Provided material>
· · ·

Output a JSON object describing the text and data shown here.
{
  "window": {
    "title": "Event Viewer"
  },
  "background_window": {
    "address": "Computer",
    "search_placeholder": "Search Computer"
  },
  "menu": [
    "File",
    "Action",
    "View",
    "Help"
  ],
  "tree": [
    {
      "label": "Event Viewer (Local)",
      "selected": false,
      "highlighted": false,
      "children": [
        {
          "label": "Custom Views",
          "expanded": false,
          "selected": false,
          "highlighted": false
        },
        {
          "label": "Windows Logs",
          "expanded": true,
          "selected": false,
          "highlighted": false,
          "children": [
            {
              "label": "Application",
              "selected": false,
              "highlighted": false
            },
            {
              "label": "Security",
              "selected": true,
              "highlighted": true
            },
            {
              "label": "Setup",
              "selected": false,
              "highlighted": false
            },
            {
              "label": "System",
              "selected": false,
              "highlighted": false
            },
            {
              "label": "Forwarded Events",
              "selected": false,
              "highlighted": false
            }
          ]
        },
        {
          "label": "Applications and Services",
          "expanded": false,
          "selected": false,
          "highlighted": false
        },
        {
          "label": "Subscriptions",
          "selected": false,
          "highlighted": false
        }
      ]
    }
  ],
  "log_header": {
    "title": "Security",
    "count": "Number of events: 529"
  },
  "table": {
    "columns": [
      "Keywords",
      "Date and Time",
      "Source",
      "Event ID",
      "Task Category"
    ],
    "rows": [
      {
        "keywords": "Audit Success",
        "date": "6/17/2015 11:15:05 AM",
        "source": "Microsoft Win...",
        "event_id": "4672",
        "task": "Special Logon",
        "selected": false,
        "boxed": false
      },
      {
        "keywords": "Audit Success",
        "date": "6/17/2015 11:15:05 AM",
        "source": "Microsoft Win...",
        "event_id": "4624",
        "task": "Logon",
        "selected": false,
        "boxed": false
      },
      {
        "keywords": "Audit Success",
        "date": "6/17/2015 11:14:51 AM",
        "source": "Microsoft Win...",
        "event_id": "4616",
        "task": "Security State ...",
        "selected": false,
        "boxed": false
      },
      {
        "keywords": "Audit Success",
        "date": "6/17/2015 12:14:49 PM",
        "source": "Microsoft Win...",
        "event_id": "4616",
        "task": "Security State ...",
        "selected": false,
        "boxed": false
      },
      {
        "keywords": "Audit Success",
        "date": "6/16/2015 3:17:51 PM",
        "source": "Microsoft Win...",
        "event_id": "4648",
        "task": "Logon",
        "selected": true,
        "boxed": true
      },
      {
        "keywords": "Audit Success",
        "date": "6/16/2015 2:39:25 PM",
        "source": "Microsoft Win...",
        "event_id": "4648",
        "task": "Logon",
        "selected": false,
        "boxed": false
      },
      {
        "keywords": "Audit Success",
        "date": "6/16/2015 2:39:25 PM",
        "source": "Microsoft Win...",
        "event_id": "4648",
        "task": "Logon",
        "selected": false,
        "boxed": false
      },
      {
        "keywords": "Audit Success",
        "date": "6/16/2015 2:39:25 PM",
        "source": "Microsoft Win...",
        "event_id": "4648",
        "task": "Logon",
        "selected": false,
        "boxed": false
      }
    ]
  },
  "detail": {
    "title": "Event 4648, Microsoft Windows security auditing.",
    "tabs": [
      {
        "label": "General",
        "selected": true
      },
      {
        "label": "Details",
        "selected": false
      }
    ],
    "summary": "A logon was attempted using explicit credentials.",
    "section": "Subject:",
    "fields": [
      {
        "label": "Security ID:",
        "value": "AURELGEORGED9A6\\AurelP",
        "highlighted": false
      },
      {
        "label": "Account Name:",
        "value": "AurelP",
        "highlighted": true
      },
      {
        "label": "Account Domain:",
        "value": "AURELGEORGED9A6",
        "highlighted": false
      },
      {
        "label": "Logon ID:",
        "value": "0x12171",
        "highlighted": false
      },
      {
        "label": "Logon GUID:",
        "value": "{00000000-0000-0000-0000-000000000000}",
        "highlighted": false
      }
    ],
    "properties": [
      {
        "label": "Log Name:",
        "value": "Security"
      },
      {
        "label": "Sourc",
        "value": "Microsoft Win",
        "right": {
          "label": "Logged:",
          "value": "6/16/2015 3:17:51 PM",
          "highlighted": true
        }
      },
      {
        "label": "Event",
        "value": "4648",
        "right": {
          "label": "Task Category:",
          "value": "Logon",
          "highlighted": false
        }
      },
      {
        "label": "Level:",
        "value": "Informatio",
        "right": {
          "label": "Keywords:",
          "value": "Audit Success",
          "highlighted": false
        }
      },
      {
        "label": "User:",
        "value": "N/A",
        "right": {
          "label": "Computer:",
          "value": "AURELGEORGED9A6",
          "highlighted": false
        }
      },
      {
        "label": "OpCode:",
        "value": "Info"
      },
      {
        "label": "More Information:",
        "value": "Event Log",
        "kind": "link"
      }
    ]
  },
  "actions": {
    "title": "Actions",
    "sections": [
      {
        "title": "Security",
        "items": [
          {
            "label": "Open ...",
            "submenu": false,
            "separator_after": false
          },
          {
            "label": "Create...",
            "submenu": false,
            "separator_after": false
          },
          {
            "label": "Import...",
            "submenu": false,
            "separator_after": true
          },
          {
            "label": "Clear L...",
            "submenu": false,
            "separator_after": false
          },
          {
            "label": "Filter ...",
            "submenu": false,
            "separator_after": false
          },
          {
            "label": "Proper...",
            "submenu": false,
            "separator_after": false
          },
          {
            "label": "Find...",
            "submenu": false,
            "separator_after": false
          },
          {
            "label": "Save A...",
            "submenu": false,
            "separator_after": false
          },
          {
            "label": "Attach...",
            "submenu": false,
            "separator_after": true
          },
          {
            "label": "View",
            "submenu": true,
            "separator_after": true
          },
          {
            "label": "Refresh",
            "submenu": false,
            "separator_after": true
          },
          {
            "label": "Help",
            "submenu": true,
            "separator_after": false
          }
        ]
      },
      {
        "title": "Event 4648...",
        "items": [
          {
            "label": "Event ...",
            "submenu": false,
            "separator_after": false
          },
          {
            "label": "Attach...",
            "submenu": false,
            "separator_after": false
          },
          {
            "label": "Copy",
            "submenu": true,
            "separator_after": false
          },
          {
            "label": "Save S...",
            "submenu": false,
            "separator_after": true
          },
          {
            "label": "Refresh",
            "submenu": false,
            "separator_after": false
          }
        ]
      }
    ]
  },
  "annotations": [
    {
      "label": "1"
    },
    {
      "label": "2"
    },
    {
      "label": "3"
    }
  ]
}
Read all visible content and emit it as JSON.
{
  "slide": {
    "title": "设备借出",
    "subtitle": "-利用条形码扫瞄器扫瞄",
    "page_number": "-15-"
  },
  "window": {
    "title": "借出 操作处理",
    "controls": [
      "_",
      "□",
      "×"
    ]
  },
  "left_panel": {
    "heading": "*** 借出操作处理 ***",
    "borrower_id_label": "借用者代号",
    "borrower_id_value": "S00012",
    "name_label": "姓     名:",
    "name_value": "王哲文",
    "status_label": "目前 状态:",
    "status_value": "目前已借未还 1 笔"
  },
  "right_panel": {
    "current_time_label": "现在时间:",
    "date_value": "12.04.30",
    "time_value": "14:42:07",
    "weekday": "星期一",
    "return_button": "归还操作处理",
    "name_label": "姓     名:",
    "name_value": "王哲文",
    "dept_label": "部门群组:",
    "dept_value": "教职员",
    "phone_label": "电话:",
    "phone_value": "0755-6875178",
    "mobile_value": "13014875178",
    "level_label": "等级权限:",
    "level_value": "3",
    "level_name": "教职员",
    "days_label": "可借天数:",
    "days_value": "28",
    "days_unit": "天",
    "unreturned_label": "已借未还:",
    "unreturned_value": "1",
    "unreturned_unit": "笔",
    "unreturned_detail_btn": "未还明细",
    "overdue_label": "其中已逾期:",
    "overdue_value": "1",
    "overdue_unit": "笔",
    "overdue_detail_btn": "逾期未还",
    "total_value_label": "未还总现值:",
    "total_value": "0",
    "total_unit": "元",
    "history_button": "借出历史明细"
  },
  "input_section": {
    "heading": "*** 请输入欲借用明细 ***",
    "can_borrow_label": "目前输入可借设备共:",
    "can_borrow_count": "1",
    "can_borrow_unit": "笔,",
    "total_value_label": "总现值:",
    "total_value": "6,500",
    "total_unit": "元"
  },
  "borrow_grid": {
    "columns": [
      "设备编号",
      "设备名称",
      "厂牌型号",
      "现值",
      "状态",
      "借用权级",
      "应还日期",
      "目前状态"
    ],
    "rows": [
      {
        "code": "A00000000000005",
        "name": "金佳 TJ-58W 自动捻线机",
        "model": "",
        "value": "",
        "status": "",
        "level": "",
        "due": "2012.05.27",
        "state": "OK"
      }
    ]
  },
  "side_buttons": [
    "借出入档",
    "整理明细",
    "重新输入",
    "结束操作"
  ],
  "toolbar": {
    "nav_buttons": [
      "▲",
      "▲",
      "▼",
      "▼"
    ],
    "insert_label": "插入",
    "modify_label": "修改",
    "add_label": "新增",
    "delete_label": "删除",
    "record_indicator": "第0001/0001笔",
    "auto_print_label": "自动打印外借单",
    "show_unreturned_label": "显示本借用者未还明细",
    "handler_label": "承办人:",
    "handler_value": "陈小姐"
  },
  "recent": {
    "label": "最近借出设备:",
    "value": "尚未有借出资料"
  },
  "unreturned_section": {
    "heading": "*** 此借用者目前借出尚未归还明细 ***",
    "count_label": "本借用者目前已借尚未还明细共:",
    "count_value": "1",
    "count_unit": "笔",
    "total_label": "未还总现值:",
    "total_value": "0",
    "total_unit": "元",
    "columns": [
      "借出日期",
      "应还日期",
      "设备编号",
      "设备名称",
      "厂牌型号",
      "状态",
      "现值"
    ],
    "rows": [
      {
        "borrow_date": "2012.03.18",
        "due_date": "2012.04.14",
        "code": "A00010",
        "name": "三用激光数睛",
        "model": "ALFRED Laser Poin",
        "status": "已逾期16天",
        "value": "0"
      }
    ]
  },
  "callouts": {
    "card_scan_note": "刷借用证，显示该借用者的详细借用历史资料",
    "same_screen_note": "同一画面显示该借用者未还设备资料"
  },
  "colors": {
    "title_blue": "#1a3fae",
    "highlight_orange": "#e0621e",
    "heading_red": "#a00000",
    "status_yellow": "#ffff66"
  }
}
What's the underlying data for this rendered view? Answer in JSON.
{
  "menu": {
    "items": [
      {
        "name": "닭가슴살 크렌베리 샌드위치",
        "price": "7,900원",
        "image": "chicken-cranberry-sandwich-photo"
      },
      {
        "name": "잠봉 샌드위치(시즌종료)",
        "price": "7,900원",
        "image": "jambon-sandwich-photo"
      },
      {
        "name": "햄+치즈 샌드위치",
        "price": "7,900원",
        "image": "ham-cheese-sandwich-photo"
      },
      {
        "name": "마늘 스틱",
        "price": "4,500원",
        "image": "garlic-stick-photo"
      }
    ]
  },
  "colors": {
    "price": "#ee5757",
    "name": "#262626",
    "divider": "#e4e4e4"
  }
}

· · ·

Exercise task> Check the data for the word "image" and pull out the lines that have it.

Answer below>
        "image": "chicken-cranberry-sandwich-photo"
        "image": "jambon-sandwich-photo"
        "image": "ham-cheese-sandwich-photo"
        "image": "garlic-stick-photo"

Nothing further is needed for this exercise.